> [GOAL OF THE EXERCISE]
Where a line of the listing below includes the word "соглашении", reproduce that line.

* begin DATA SECTION *

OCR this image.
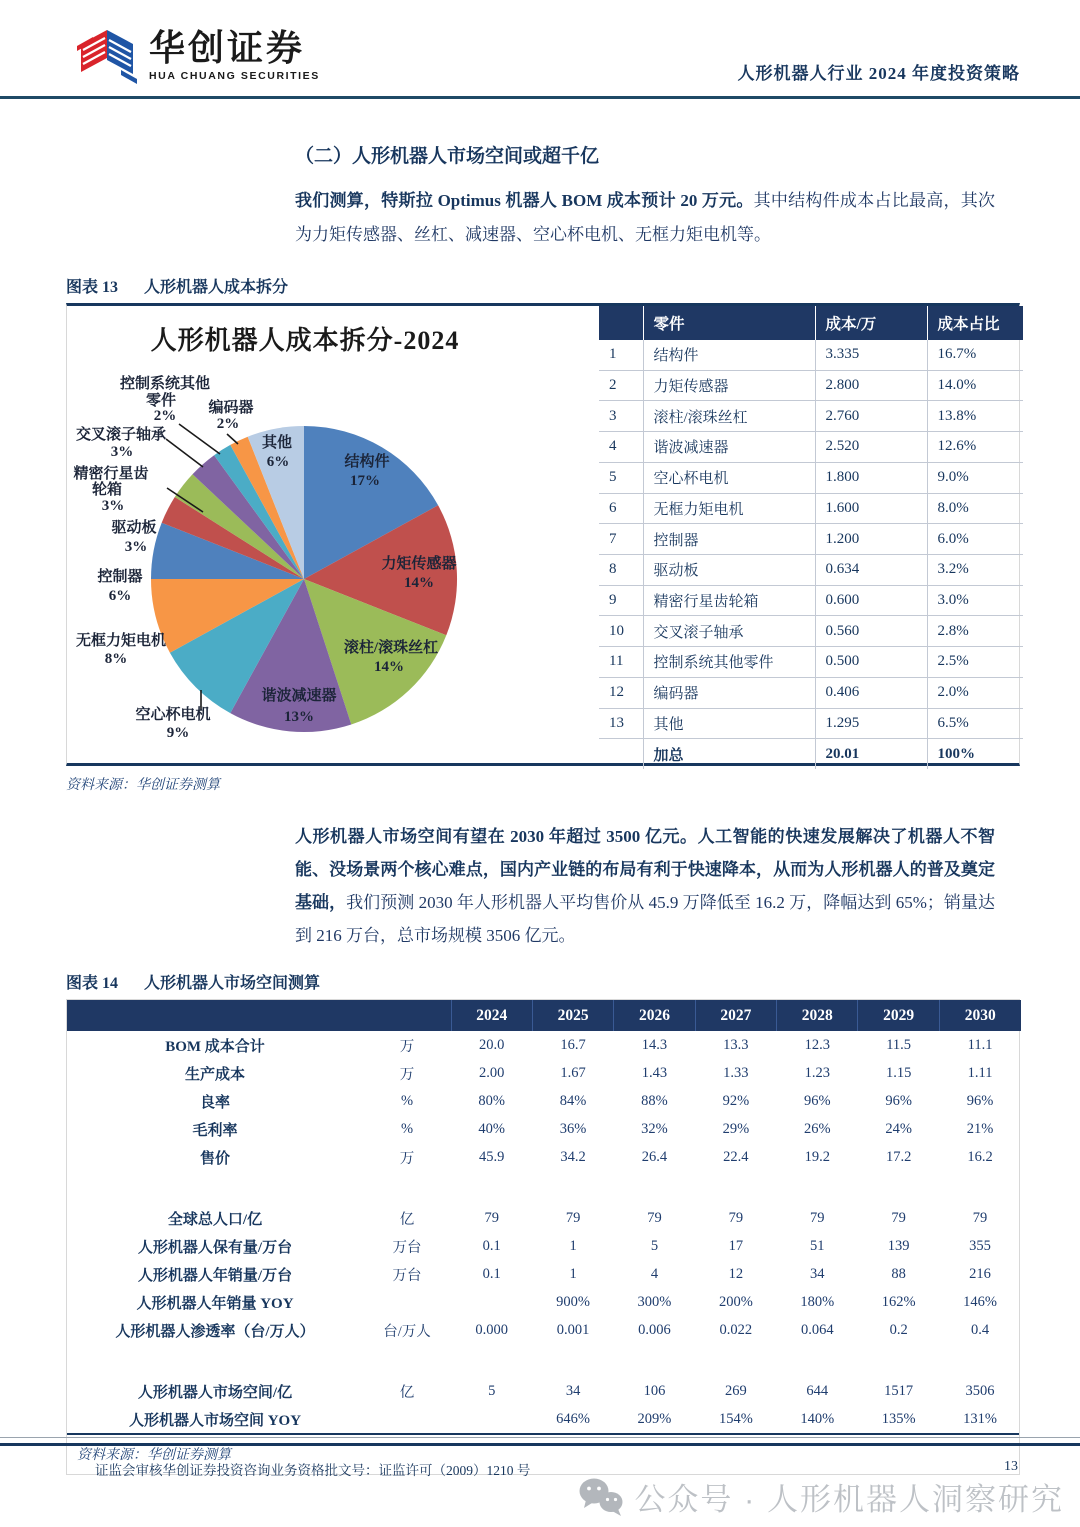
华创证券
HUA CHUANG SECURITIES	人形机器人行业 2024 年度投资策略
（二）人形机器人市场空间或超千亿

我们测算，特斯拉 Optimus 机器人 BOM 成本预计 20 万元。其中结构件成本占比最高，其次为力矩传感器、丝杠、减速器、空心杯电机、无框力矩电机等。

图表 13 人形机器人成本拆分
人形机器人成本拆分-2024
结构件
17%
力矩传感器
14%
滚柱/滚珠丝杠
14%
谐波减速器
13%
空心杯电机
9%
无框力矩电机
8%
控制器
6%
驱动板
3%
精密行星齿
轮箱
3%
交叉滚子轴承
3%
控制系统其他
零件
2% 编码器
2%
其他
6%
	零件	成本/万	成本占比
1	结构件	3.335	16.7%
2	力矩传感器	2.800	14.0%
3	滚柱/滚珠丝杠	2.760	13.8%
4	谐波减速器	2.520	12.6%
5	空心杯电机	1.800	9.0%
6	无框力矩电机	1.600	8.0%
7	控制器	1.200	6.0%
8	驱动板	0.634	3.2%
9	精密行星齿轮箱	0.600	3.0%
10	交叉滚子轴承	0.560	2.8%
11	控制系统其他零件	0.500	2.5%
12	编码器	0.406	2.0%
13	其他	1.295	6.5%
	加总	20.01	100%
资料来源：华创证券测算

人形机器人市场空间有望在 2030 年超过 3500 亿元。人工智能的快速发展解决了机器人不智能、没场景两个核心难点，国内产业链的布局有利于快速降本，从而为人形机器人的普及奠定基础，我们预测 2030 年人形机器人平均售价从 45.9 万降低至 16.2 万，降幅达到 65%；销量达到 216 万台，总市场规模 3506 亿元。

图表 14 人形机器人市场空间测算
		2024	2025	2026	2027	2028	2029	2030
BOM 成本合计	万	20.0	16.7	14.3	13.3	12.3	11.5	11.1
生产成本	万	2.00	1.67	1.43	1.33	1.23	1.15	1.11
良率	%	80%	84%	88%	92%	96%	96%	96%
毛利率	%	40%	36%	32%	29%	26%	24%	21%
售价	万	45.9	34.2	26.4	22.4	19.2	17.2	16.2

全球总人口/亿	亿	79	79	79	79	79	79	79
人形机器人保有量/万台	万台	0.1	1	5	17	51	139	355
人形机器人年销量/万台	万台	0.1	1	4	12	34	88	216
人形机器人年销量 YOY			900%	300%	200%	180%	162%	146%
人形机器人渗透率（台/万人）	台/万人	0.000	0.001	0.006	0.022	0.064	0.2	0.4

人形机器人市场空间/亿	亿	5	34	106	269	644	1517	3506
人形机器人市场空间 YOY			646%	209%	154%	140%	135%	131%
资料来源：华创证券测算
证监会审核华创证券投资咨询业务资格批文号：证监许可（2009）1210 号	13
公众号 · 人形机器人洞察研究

* end DATA SECTION *
* begin DATA SECTION *

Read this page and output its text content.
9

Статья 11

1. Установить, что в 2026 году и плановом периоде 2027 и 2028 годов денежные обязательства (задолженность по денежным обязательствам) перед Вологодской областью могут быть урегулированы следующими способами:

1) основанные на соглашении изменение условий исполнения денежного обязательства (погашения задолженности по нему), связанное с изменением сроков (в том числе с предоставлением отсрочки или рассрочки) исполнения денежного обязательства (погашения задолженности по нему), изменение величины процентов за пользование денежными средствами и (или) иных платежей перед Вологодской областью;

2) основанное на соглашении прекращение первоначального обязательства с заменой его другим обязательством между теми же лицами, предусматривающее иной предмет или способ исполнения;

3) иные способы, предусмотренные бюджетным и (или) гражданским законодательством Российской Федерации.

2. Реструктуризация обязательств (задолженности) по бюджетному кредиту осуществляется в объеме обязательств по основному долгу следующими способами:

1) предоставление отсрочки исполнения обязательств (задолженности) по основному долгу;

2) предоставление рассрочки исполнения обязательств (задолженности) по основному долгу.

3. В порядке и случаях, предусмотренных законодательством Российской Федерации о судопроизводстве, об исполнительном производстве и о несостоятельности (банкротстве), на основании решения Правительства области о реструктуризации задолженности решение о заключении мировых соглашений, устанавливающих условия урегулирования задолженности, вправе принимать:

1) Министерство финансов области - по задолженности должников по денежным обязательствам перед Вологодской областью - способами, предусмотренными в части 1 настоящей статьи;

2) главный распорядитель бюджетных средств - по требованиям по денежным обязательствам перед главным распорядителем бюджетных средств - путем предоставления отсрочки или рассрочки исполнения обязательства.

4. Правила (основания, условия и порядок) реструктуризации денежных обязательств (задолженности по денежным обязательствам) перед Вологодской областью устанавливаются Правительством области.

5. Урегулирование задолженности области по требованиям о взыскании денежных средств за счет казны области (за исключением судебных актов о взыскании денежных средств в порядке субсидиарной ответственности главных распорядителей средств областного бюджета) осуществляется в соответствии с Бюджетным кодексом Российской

* end DATA SECTION *

> [TASK OUTPUT]
1) основанные на соглашении изменение условий исполнения денежного обязательства (погашения задолженности по нему), связанное с изменением сроков (в том числе с предоставлением отсрочки или рассрочки) исполнения денежного обязательства (погашения задолженности по нему), изменение величины процентов за пользование денежными средствами и (или) иных платежей перед Вологодской областью;
2) основанное на соглашении прекращение первоначального обязательства с заменой его другим обязательством между теми же лицами, предусматривающее иной предмет или способ исполнения;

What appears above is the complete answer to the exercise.